[YOUR GOAL]
Your task is to output all the records below, word for word.

[LISTED RECORDS]
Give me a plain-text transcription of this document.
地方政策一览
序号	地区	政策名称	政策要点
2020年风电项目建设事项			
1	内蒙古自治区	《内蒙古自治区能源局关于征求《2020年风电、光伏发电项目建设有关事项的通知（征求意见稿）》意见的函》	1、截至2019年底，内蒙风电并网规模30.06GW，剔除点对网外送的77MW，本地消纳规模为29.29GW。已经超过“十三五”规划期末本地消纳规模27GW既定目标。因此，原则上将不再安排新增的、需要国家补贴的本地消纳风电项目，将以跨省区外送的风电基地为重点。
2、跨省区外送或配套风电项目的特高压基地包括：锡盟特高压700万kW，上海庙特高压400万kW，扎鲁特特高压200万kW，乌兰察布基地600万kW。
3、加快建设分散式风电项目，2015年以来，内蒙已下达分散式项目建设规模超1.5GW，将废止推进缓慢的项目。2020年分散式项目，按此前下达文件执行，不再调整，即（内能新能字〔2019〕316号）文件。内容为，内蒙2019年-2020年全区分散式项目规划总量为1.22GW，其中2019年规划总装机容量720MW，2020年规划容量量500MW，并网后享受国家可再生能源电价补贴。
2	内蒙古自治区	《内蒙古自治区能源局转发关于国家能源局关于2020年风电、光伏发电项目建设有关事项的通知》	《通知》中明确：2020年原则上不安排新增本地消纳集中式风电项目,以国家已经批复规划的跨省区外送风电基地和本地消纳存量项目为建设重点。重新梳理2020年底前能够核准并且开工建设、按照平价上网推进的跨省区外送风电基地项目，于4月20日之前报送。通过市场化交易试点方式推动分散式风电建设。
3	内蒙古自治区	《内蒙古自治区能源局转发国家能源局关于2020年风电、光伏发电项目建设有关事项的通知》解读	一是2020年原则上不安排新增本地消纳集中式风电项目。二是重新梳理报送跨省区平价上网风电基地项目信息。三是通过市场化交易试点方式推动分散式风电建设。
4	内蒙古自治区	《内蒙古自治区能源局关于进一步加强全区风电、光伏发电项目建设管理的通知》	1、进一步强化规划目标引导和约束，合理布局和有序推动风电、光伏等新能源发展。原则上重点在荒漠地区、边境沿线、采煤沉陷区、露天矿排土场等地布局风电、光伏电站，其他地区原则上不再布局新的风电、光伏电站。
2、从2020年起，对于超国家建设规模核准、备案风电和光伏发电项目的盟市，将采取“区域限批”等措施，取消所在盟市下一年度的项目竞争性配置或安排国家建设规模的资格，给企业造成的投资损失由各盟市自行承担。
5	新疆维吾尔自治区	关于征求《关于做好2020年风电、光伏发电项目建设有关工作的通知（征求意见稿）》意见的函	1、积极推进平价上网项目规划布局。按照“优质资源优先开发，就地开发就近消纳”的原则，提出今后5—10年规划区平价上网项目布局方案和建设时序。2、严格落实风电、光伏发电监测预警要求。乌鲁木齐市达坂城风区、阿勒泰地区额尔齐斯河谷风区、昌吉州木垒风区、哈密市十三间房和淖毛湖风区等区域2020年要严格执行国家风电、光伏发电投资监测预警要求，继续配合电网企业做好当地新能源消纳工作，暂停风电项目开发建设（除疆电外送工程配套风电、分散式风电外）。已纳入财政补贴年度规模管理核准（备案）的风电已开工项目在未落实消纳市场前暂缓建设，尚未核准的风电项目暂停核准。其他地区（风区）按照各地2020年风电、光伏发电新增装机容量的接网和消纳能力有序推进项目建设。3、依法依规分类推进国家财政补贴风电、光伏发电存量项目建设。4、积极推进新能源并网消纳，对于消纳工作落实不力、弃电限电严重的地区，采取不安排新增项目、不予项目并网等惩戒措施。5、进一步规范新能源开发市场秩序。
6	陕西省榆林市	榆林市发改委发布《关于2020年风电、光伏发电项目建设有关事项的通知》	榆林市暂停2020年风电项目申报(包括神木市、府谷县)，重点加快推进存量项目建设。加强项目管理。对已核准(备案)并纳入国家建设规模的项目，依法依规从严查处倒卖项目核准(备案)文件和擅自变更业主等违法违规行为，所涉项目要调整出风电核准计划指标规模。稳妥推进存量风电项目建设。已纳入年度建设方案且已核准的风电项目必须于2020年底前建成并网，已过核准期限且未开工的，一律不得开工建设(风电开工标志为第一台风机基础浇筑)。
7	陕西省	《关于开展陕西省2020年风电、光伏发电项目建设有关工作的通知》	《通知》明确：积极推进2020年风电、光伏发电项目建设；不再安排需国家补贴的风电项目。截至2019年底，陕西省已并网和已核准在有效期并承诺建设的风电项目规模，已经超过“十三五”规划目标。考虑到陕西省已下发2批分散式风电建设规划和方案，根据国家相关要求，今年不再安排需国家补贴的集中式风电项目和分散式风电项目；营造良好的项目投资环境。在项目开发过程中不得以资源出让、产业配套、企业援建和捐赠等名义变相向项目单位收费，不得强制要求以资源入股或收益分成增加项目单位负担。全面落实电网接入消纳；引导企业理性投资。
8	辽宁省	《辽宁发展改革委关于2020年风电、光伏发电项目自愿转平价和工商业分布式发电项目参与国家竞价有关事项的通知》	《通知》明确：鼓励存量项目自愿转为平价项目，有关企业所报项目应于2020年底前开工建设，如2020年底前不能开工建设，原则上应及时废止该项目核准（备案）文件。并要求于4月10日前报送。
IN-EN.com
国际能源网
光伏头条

[THE SOLUTION]
Give me a plain-text transcription of this document.
地方政策一览
序号	地区	政策名称	政策要点
2020年风电项目建设事项			
1	内蒙古自治区	《内蒙古自治区能源局关于征求《2020年风电、光伏发电项目建设有关事项的通知（征求意见稿）》意见的函》	1、截至2019年底，内蒙风电并网规模30.06GW，剔除点对网外送的77MW，本地消纳规模为29.29GW。已经超过“十三五”规划期末本地消纳规模27GW既定目标。因此，原则上将不再安排新增的、需要国家补贴的本地消纳风电项目，将以跨省区外送的风电基地为重点。
2、跨省区外送或配套风电项目的特高压基地包括：锡盟特高压700万kW，上海庙特高压400万kW，扎鲁特特高压200万kW，乌兰察布基地600万kW。
3、加快建设分散式风电项目，2015年以来，内蒙已下达分散式项目建设规模超1.5GW，将废止推进缓慢的项目。2020年分散式项目，按此前下达文件执行，不再调整，即（内能新能字〔2019〕316号）文件。内容为，内蒙2019年-2020年全区分散式项目规划总量为1.22GW，其中2019年规划总装机容量720MW，2020年规划容量量500MW，并网后享受国家可再生能源电价补贴。
2	内蒙古自治区	《内蒙古自治区能源局转发关于国家能源局关于2020年风电、光伏发电项目建设有关事项的通知》	《通知》中明确：2020年原则上不安排新增本地消纳集中式风电项目,以国家已经批复规划的跨省区外送风电基地和本地消纳存量项目为建设重点。重新梳理2020年底前能够核准并且开工建设、按照平价上网推进的跨省区外送风电基地项目，于4月20日之前报送。通过市场化交易试点方式推动分散式风电建设。
3	内蒙古自治区	《内蒙古自治区能源局转发国家能源局关于2020年风电、光伏发电项目建设有关事项的通知》解读	一是2020年原则上不安排新增本地消纳集中式风电项目。二是重新梳理报送跨省区平价上网风电基地项目信息。三是通过市场化交易试点方式推动分散式风电建设。
4	内蒙古自治区	《内蒙古自治区能源局关于进一步加强全区风电、光伏发电项目建设管理的通知》	1、进一步强化规划目标引导和约束，合理布局和有序推动风电、光伏等新能源发展。原则上重点在荒漠地区、边境沿线、采煤沉陷区、露天矿排土场等地布局风电、光伏电站，其他地区原则上不再布局新的风电、光伏电站。
2、从2020年起，对于超国家建设规模核准、备案风电和光伏发电项目的盟市，将采取“区域限批”等措施，取消所在盟市下一年度的项目竞争性配置或安排国家建设规模的资格，给企业造成的投资损失由各盟市自行承担。
5	新疆维吾尔自治区	关于征求《关于做好2020年风电、光伏发电项目建设有关工作的通知（征求意见稿）》意见的函	1、积极推进平价上网项目规划布局。按照“优质资源优先开发，就地开发就近消纳”的原则，提出今后5—10年规划区平价上网项目布局方案和建设时序。2、严格落实风电、光伏发电监测预警要求。乌鲁木齐市达坂城风区、阿勒泰地区额尔齐斯河谷风区、昌吉州木垒风区、哈密市十三间房和淖毛湖风区等区域2020年要严格执行国家风电、光伏发电投资监测预警要求，继续配合电网企业做好当地新能源消纳工作，暂停风电项目开发建设（除疆电外送工程配套风电、分散式风电外）。已纳入财政补贴年度规模管理核准（备案）的风电已开工项目在未落实消纳市场前暂缓建设，尚未核准的风电项目暂停核准。其他地区（风区）按照各地2020年风电、光伏发电新增装机容量的接网和消纳能力有序推进项目建设。3、依法依规分类推进国家财政补贴风电、光伏发电存量项目建设。4、积极推进新能源并网消纳，对于消纳工作落实不力、弃电限电严重的地区，采取不安排新增项目、不予项目并网等惩戒措施。5、进一步规范新能源开发市场秩序。
6	陕西省榆林市	榆林市发改委发布《关于2020年风电、光伏发电项目建设有关事项的通知》	榆林市暂停2020年风电项目申报(包括神木市、府谷县)，重点加快推进存量项目建设。加强项目管理。对已核准(备案)并纳入国家建设规模的项目，依法依规从严查处倒卖项目核准(备案)文件和擅自变更业主等违法违规行为，所涉项目要调整出风电核准计划指标规模。稳妥推进存量风电项目建设。已纳入年度建设方案且已核准的风电项目必须于2020年底前建成并网，已过核准期限且未开工的，一律不得开工建设(风电开工标志为第一台风机基础浇筑)。
7	陕西省	《关于开展陕西省2020年风电、光伏发电项目建设有关工作的通知》	《通知》明确：积极推进2020年风电、光伏发电项目建设；不再安排需国家补贴的风电项目。截至2019年底，陕西省已并网和已核准在有效期并承诺建设的风电项目规模，已经超过“十三五”规划目标。考虑到陕西省已下发2批分散式风电建设规划和方案，根据国家相关要求，今年不再安排需国家补贴的集中式风电项目和分散式风电项目；营造良好的项目投资环境。在项目开发过程中不得以资源出让、产业配套、企业援建和捐赠等名义变相向项目单位收费，不得强制要求以资源入股或收益分成增加项目单位负担。全面落实电网接入消纳；引导企业理性投资。
8	辽宁省	《辽宁发展改革委关于2020年风电、光伏发电项目自愿转平价和工商业分布式发电项目参与国家竞价有关事项的通知》	《通知》明确：鼓励存量项目自愿转为平价项目，有关企业所报项目应于2020年底前开工建设，如2020年底前不能开工建设，原则上应及时废止该项目核准（备案）文件。并要求于4月10日前报送。
IN-EN.com
国际能源网
光伏头条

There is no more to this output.